[start of Dataset excerpts]

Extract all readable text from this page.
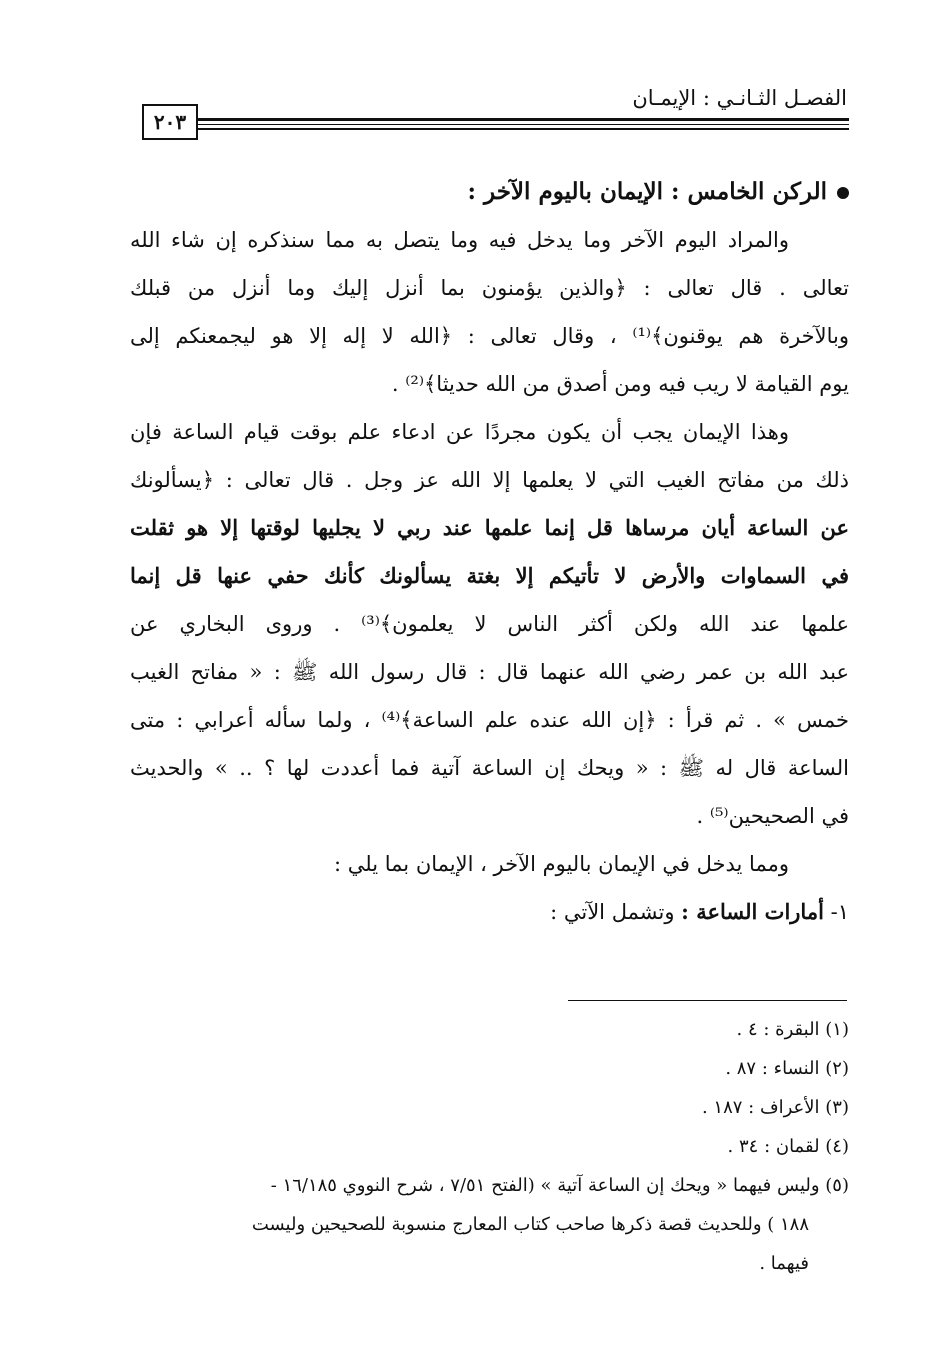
الفصـل الثـانـي : الإيمـان
٢٠٣
الركن الخامس : الإيمان باليوم الآخر :
والمراد اليوم الآخر وما يدخل فيه وما يتصل به مما سنذكره إن شاء الله
تعالى . قال تعالى : ﴿والذين يؤمنون بما أنزل إليك وما أنزل من قبلك
وبالآخرة هم يوقنون﴾⁽¹⁾ ، وقال تعالى : ﴿الله لا إله إلا هو ليجمعنكم إلى
يوم القيامة لا ريب فيه ومن أصدق من الله حديثا﴾⁽²⁾ .
وهذا الإيمان يجب أن يكون مجردًا عن ادعاء علم بوقت قيام الساعة فإن
ذلك من مفاتح الغيب التي لا يعلمها إلا الله عز وجل . قال تعالى : ﴿يسألونك
عن الساعة أيان مرساها قل إنما علمها عند ربي لا يجليها لوقتها إلا هو ثقلت
في السماوات والأرض لا تأتيكم إلا بغتة يسألونك كأنك حفي عنها قل إنما
علمها عند الله ولكن أكثر الناس لا يعلمون﴾⁽³⁾ . وروى البخاري عن
عبد الله بن عمر رضي الله عنهما قال : قال رسول الله ﷺ : « مفاتح الغيب
خمس » . ثم قرأ : ﴿إن الله عنده علم الساعة﴾⁽⁴⁾ ، ولما سأله أعرابي : متى
الساعة قال له ﷺ : « ويحك إن الساعة آتية فما أعددت لها ؟ .. » والحديث
في الصحيحين⁽⁵⁾ .
ومما يدخل في الإيمان باليوم الآخر ، الإيمان بما يلي :
١- أمارات الساعة : وتشمل الآتي :
(١) البقرة : ٤ .
(٢) النساء : ٨٧ .
(٣) الأعراف : ١٨٧ .
(٤) لقمان : ٣٤ .
(٥) وليس فيهما « ويحك إن الساعة آتية » (الفتح ٧/٥١ ، شرح النووي ١٦/١٨٥ -
١٨٨ ) وللحديث قصة ذكرها صاحب كتاب المعارج منسوبة للصحيحين وليست
فيهما .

[end of Dataset excerpts]

== What needs to be done ==
Skip every picture and transcribe the data above exactly.

== Exercise answer ==
Extract all readable text from this page.
الفصـل الثـانـي : الإيمـان
٢٠٣
الركن الخامس : الإيمان باليوم الآخر :
والمراد اليوم الآخر وما يدخل فيه وما يتصل به مما سنذكره إن شاء الله
تعالى . قال تعالى : ﴿والذين يؤمنون بما أنزل إليك وما أنزل من قبلك
وبالآخرة هم يوقنون﴾⁽¹⁾ ، وقال تعالى : ﴿الله لا إله إلا هو ليجمعنكم إلى
يوم القيامة لا ريب فيه ومن أصدق من الله حديثا﴾⁽²⁾ .
وهذا الإيمان يجب أن يكون مجردًا عن ادعاء علم بوقت قيام الساعة فإن
ذلك من مفاتح الغيب التي لا يعلمها إلا الله عز وجل . قال تعالى : ﴿يسألونك
عن الساعة أيان مرساها قل إنما علمها عند ربي لا يجليها لوقتها إلا هو ثقلت
في السماوات والأرض لا تأتيكم إلا بغتة يسألونك كأنك حفي عنها قل إنما
علمها عند الله ولكن أكثر الناس لا يعلمون﴾⁽³⁾ . وروى البخاري عن
عبد الله بن عمر رضي الله عنهما قال : قال رسول الله ﷺ : « مفاتح الغيب
خمس » . ثم قرأ : ﴿إن الله عنده علم الساعة﴾⁽⁴⁾ ، ولما سأله أعرابي : متى
الساعة قال له ﷺ : « ويحك إن الساعة آتية فما أعددت لها ؟ .. » والحديث
في الصحيحين⁽⁵⁾ .
ومما يدخل في الإيمان باليوم الآخر ، الإيمان بما يلي :
١- أمارات الساعة : وتشمل الآتي :
(١) البقرة : ٤ .
(٢) النساء : ٨٧ .
(٣) الأعراف : ١٨٧ .
(٤) لقمان : ٣٤ .
(٥) وليس فيهما « ويحك إن الساعة آتية » (الفتح ٧/٥١ ، شرح النووي ١٦/١٨٥ -
١٨٨ ) وللحديث قصة ذكرها صاحب كتاب المعارج منسوبة للصحيحين وليست
فيهما .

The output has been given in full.